▸ **Problem details**: Within the records below, find each line that holds the string "secondary", then copy it.

▸ **Data**:
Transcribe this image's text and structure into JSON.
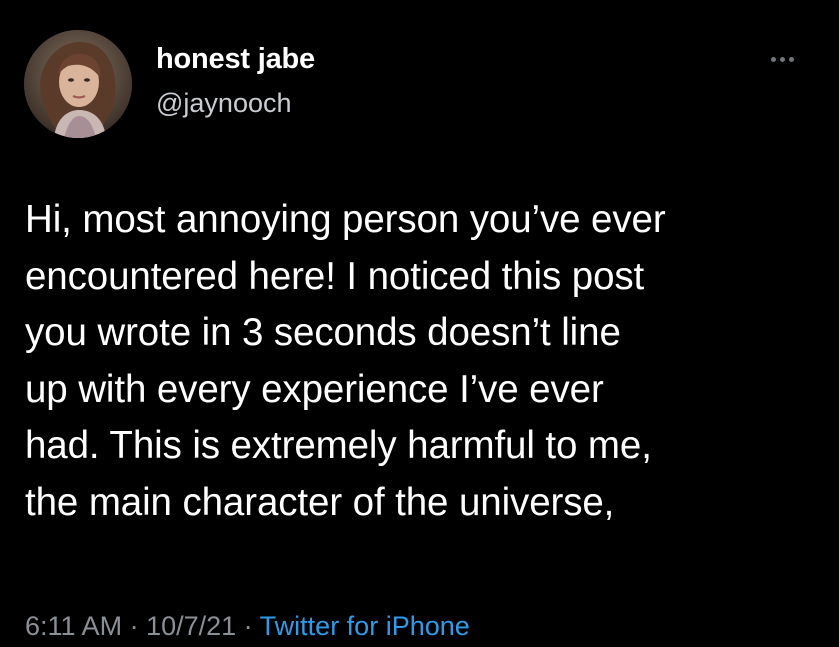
{
  "tweet": {
    "author": {
      "display_name": "honest jabe",
      "handle": "@jaynooch"
    },
    "more_icon": "more-horizontal-icon",
    "text_lines": [
      "Hi, most annoying person you’ve ever",
      "encountered here! I noticed this post",
      "you wrote in 3 seconds doesn’t line",
      "up with every experience I’ve ever",
      "had. This is extremely harmful to me,",
      "the main character of the universe,"
    ],
    "time": "6:11 AM",
    "separator": " · ",
    "date": "10/7/21",
    "source": "Twitter for iPhone"
  },
  "colors": {
    "background": "#000000",
    "text": "#ffffff",
    "secondary": "#8b9096",
    "link": "#2f9be8"
  }
}
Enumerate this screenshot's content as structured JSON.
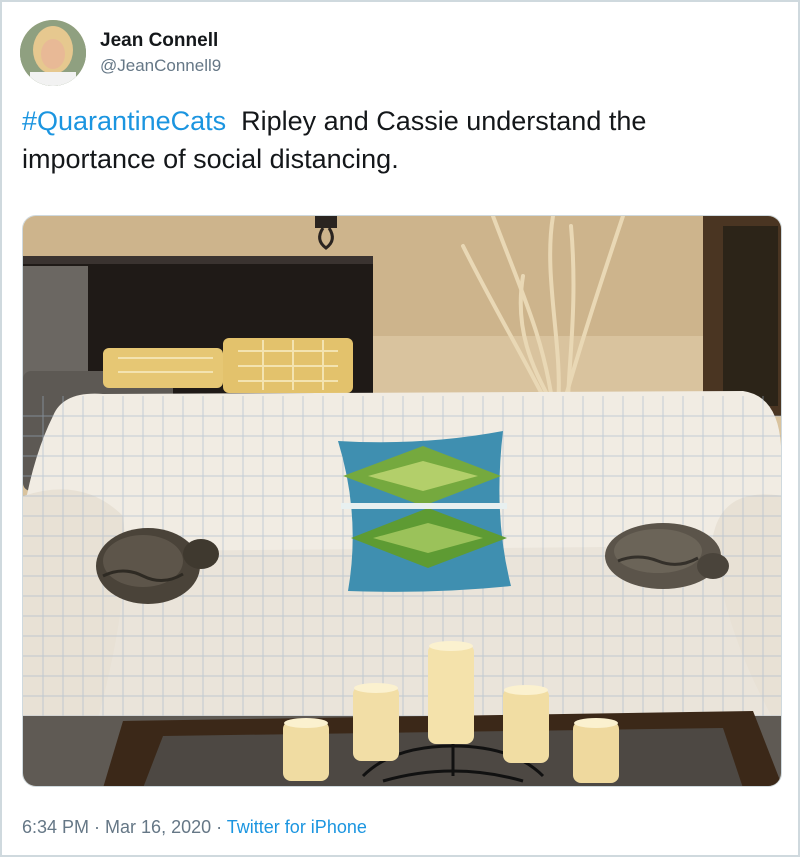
{
  "user": {
    "display_name": "Jean Connell",
    "handle": "@JeanConnell9"
  },
  "tweet": {
    "hashtag": "#QuarantineCats",
    "text": "  Ripley and Cassie understand the importance of social distancing."
  },
  "meta": {
    "time": "6:34 PM",
    "separator1": " · ",
    "date": "Mar 16, 2020",
    "separator2": " · ",
    "source": "Twitter for iPhone"
  },
  "colors": {
    "link": "#1b95e0",
    "text": "#14171a",
    "secondary": "#657786"
  }
}
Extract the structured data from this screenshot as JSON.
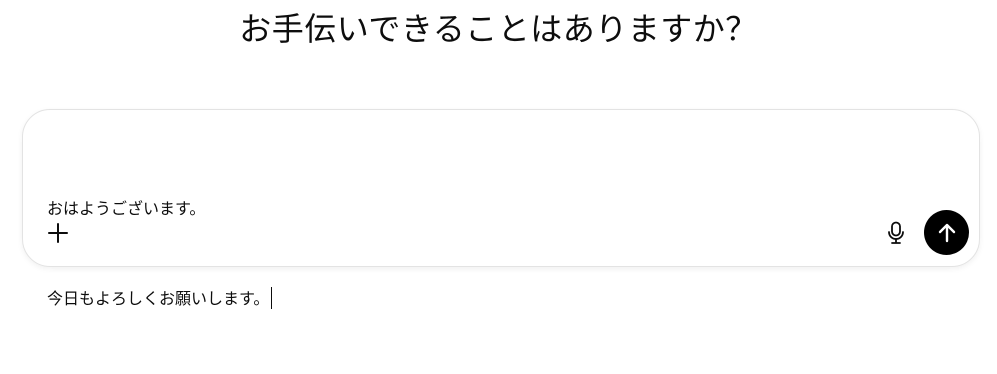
{
  "page": {
    "heading": "お手伝いできることはありますか？"
  },
  "composer": {
    "lines": [
      "おはようございます。",
      "今日もよろしくお願いします。"
    ]
  },
  "icons": {
    "add": "plus-icon",
    "voice": "microphone-icon",
    "send": "arrow-up-icon"
  },
  "colors": {
    "send_button_bg": "#000000",
    "send_icon": "#ffffff",
    "text": "#0d0d0d",
    "composer_border": "#e3e3e3"
  }
}
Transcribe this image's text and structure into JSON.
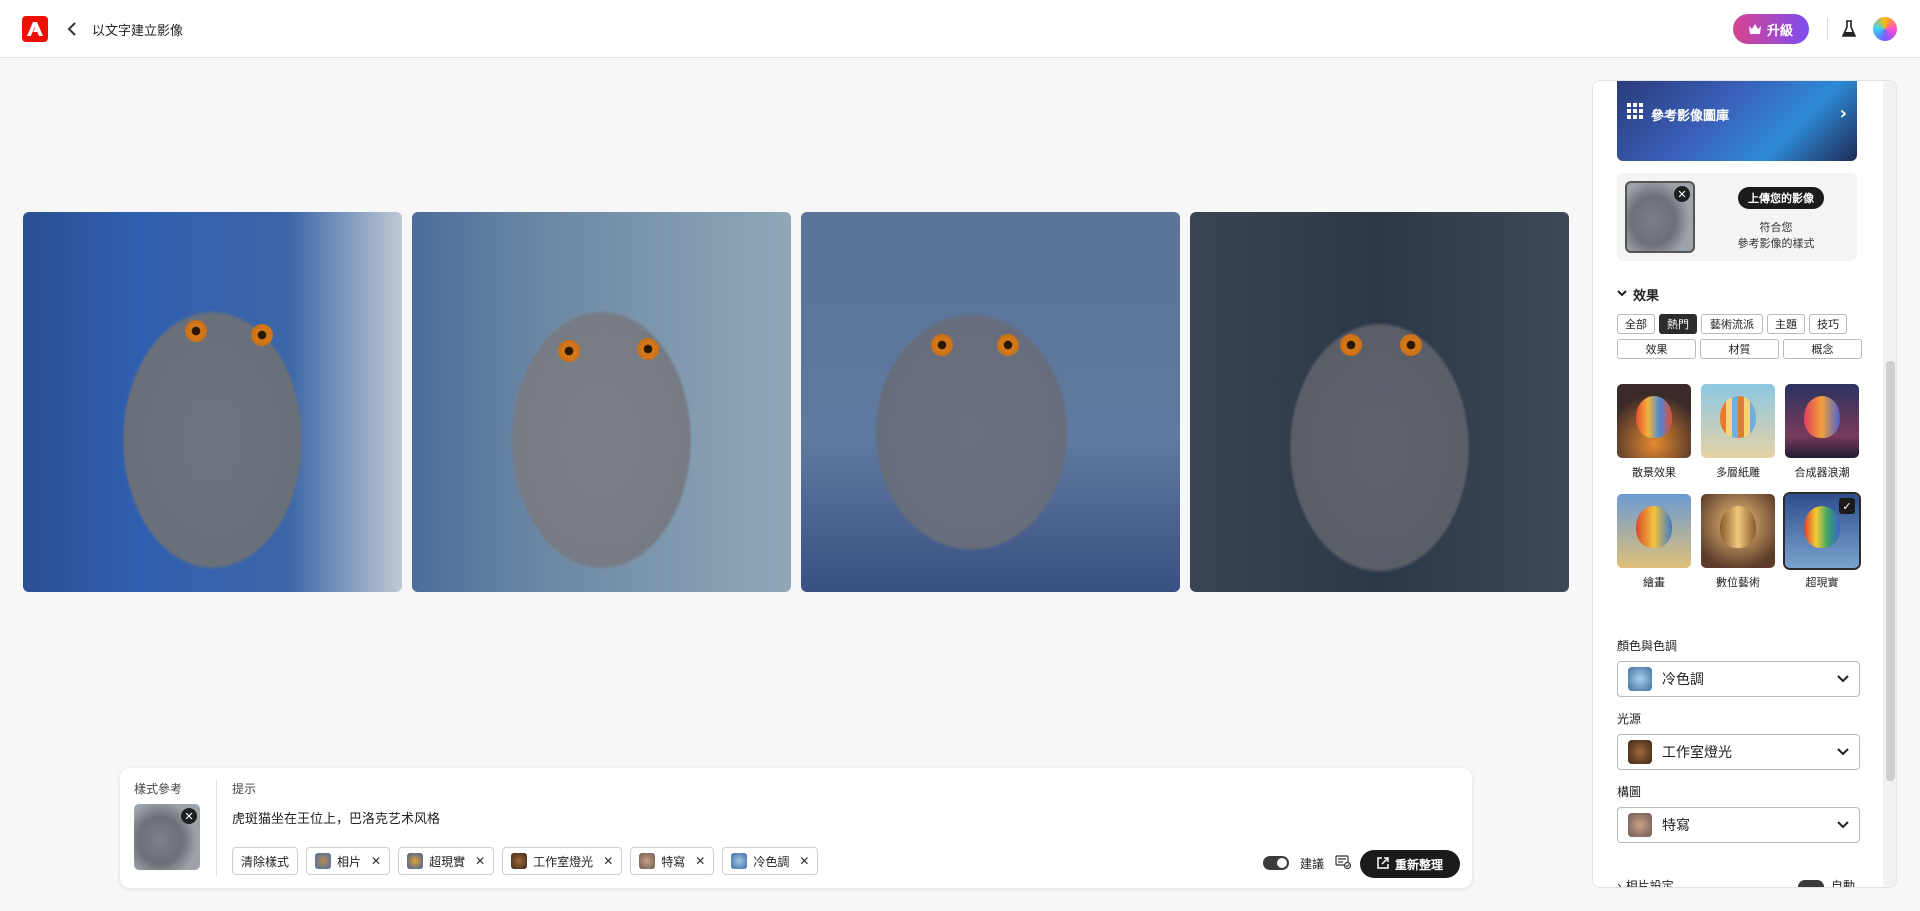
{
  "header": {
    "title": "以文字建立影像",
    "upgrade_label": "升級"
  },
  "images": [
    {
      "name": "generated-image-1"
    },
    {
      "name": "generated-image-2"
    },
    {
      "name": "generated-image-3"
    },
    {
      "name": "generated-image-4"
    }
  ],
  "prompt_bar": {
    "style_ref_label": "樣式參考",
    "prompt_label": "提示",
    "prompt_text": "虎斑猫坐在王位上，巴洛克艺术风格",
    "clear_label": "清除樣式",
    "chips": [
      "相片",
      "超現實",
      "工作室燈光",
      "特寫",
      "冷色調"
    ],
    "suggest_label": "建議",
    "refresh_label": "重新整理"
  },
  "panel": {
    "gallery_label": "參考影像圖庫",
    "upload_label": "上傳您的影像",
    "upload_sub1": "符合您",
    "upload_sub2": "參考影像的樣式",
    "effects_title": "效果",
    "tabs_row1": [
      "全部",
      "熱門",
      "藝術流派",
      "主題",
      "技巧"
    ],
    "tabs_row2": [
      "效果",
      "材質",
      "概念"
    ],
    "active_tab": "熱門",
    "effects": [
      "散景效果",
      "多層紙雕",
      "合成器浪潮",
      "繪畫",
      "數位藝術",
      "超現實"
    ],
    "selected_effect": "超現實",
    "color_label": "顏色與色調",
    "color_value": "冷色調",
    "light_label": "光源",
    "light_value": "工作室燈光",
    "comp_label": "構圖",
    "comp_value": "特寫",
    "camera_label": "相片設定",
    "auto_label": "自動"
  },
  "colors": {
    "brand": "#eb1000",
    "accent_dark": "#1b1b1b",
    "upgrade_gradient_start": "#d84390",
    "upgrade_gradient_end": "#7d4df0"
  }
}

▸ **Problem solution**:
    "secondary": "#8b9096",
    "secondary": "#657786"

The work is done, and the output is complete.